Write the data out again exactly, dropping any images it holds.
_ _ _ _
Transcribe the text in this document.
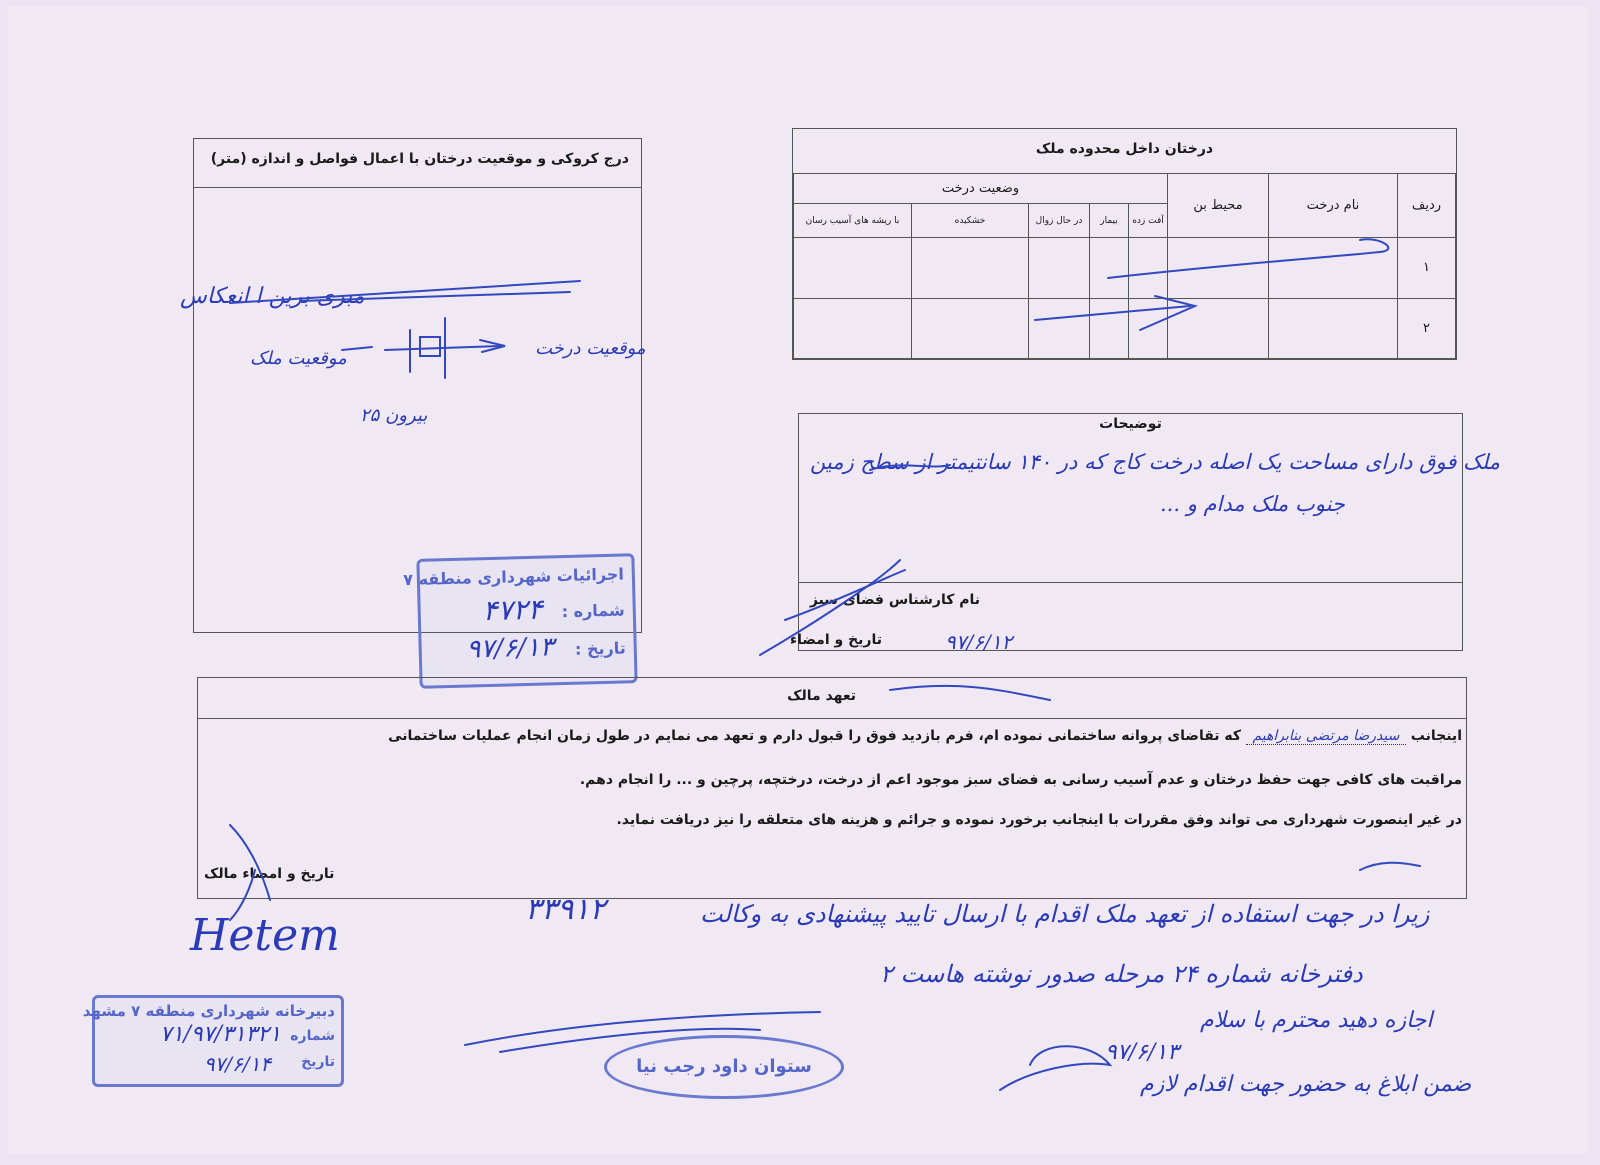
درج کروکی و موقعیت درختان با اعمال فواصل و اندازه (متر)
مبری برین ا انعکاس
موقعیت درخت
موقعیت ملک
بیرون ۲۵
درختان داخل محدوده ملک
ردیف	نام درخت	محیط بن	وضعیت درخت				
			آفت زده	بیمار	در حال زوال	خشکیده	با ریشه های آسیب رسان
۱							
۲							
توضیحات
نام کارشناس فضای سبز
تاریخ و امضاء
ملک فوق دارای مساحت یک اصله درخت کاج که در ۱۴۰ سانتیمتر از سطح زمین
جنوب ملک مدام و ...
۹۷/۶/۱۲
اجرائیات شهرداری منطقه ۷
شماره :
۴۷۲۴
تاریخ :
۹۷/۶/۱۳
تعهد مالک
اینجانب سیدرضا مرتضی بنابراهیم که تقاضای پروانه ساختمانی نموده ام، فرم بازدید فوق را قبول دارم و تعهد می نمایم در طول زمان انجام عملیات ساختمانی
مراقبت های کافی جهت حفظ درختان و عدم آسیب رسانی به فضای سبز موجود اعم از درخت، درختچه، پرچین و ... را انجام دهم.
در غیر اینصورت شهرداری می تواند وفق مقررات با اینجانب برخورد نموده و جرائم و هزینه های متعلقه را نیز دریافت نماید.
تاریخ و امضاء مالک
۳۳۹۱۲	زیرا در جهت استفاده از تعهد ملک اقدام با ارسال تایید پیشنهادی به وکالت
دفترخانه شماره ۲۴ مرحله صدور نوشته هاست ۲
اجازه دهید محترم با سلام
ضمن ابلاغ به حضور جهت اقدام لازم
۹۷/۶/۱۳
Hetem
دبیرخانه شهرداری منطقه ۷ مشهد
شماره
۷۱/۹۷/۳۱۳۲۱
تاریخ
۹۷/۶/۱۴	ستوان داود رجب نیا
_ _ _ _
### CORRECT OUTPUT
Transcribe the text in this document.
درج کروکی و موقعیت درختان با اعمال فواصل و اندازه (متر)
مبری برین ا انعکاس
موقعیت درخت
موقعیت ملک
بیرون ۲۵
درختان داخل محدوده ملک
ردیف	نام درخت	محیط بن	وضعیت درخت				
			آفت زده	بیمار	در حال زوال	خشکیده	با ریشه های آسیب رسان
۱							
۲							
توضیحات
نام کارشناس فضای سبز
تاریخ و امضاء
ملک فوق دارای مساحت یک اصله درخت کاج که در ۱۴۰ سانتیمتر از سطح زمین
جنوب ملک مدام و ...
۹۷/۶/۱۲
اجرائیات شهرداری منطقه ۷
شماره :
۴۷۲۴
تاریخ :
۹۷/۶/۱۳
تعهد مالک
اینجانب سیدرضا مرتضی بنابراهیم که تقاضای پروانه ساختمانی نموده ام، فرم بازدید فوق را قبول دارم و تعهد می نمایم در طول زمان انجام عملیات ساختمانی
مراقبت های کافی جهت حفظ درختان و عدم آسیب رسانی به فضای سبز موجود اعم از درخت، درختچه، پرچین و ... را انجام دهم.
در غیر اینصورت شهرداری می تواند وفق مقررات با اینجانب برخورد نموده و جرائم و هزینه های متعلقه را نیز دریافت نماید.
تاریخ و امضاء مالک
۳۳۹۱۲	زیرا در جهت استفاده از تعهد ملک اقدام با ارسال تایید پیشنهادی به وکالت
دفترخانه شماره ۲۴ مرحله صدور نوشته هاست ۲
اجازه دهید محترم با سلام
ضمن ابلاغ به حضور جهت اقدام لازم
۹۷/۶/۱۳
Hetem
دبیرخانه شهرداری منطقه ۷ مشهد
شماره
۷۱/۹۷/۳۱۳۲۱
تاریخ
۹۷/۶/۱۴	ستوان داود رجب نیا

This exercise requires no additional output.